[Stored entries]
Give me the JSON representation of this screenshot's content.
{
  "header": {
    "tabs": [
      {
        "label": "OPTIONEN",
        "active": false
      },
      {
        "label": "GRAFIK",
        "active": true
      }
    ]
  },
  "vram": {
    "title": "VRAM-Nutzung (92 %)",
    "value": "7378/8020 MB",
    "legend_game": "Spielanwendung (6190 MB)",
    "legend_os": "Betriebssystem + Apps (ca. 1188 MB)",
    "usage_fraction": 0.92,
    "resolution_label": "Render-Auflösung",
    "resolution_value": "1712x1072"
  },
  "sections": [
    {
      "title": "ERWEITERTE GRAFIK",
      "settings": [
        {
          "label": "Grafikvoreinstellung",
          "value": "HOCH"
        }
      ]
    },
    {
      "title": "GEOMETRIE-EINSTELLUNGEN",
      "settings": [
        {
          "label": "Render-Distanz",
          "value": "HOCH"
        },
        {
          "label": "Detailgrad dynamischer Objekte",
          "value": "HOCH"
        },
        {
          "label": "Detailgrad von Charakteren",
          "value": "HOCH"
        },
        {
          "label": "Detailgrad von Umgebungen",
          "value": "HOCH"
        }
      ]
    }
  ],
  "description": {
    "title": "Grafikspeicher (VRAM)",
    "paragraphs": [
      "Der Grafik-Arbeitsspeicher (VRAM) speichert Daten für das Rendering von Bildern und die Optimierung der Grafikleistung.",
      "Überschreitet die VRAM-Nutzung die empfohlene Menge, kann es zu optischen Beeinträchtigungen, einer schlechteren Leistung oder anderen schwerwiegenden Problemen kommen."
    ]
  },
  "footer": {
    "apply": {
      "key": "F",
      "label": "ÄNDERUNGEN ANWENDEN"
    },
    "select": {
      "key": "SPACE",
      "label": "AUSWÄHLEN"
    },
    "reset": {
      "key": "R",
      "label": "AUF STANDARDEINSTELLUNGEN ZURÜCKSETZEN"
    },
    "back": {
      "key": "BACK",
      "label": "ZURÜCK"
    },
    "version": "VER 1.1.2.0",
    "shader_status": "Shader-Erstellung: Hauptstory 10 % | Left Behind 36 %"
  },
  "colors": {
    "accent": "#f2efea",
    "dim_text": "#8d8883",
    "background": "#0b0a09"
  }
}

__AIM__.
Transcribe each entry precisely, missing none.

__RESULT FOR THIS TASK__.
Give me the JSON representation of this screenshot's content.
{
  "header": {
    "tabs": [
      {
        "label": "OPTIONEN",
        "active": false
      },
      {
        "label": "GRAFIK",
        "active": true
      }
    ]
  },
  "vram": {
    "title": "VRAM-Nutzung (92 %)",
    "value": "7378/8020 MB",
    "legend_game": "Spielanwendung (6190 MB)",
    "legend_os": "Betriebssystem + Apps (ca. 1188 MB)",
    "usage_fraction": 0.92,
    "resolution_label": "Render-Auflösung",
    "resolution_value": "1712x1072"
  },
  "sections": [
    {
      "title": "ERWEITERTE GRAFIK",
      "settings": [
        {
          "label": "Grafikvoreinstellung",
          "value": "HOCH"
        }
      ]
    },
    {
      "title": "GEOMETRIE-EINSTELLUNGEN",
      "settings": [
        {
          "label": "Render-Distanz",
          "value": "HOCH"
        },
        {
          "label": "Detailgrad dynamischer Objekte",
          "value": "HOCH"
        },
        {
          "label": "Detailgrad von Charakteren",
          "value": "HOCH"
        },
        {
          "label": "Detailgrad von Umgebungen",
          "value": "HOCH"
        }
      ]
    }
  ],
  "description": {
    "title": "Grafikspeicher (VRAM)",
    "paragraphs": [
      "Der Grafik-Arbeitsspeicher (VRAM) speichert Daten für das Rendering von Bildern und die Optimierung der Grafikleistung.",
      "Überschreitet die VRAM-Nutzung die empfohlene Menge, kann es zu optischen Beeinträchtigungen, einer schlechteren Leistung oder anderen schwerwiegenden Problemen kommen."
    ]
  },
  "footer": {
    "apply": {
      "key": "F",
      "label": "ÄNDERUNGEN ANWENDEN"
    },
    "select": {
      "key": "SPACE",
      "label": "AUSWÄHLEN"
    },
    "reset": {
      "key": "R",
      "label": "AUF STANDARDEINSTELLUNGEN ZURÜCKSETZEN"
    },
    "back": {
      "key": "BACK",
      "label": "ZURÜCK"
    },
    "version": "VER 1.1.2.0",
    "shader_status": "Shader-Erstellung: Hauptstory 10 % | Left Behind 36 %"
  },
  "colors": {
    "accent": "#f2efea",
    "dim_text": "#8d8883",
    "background": "#0b0a09"
  }
}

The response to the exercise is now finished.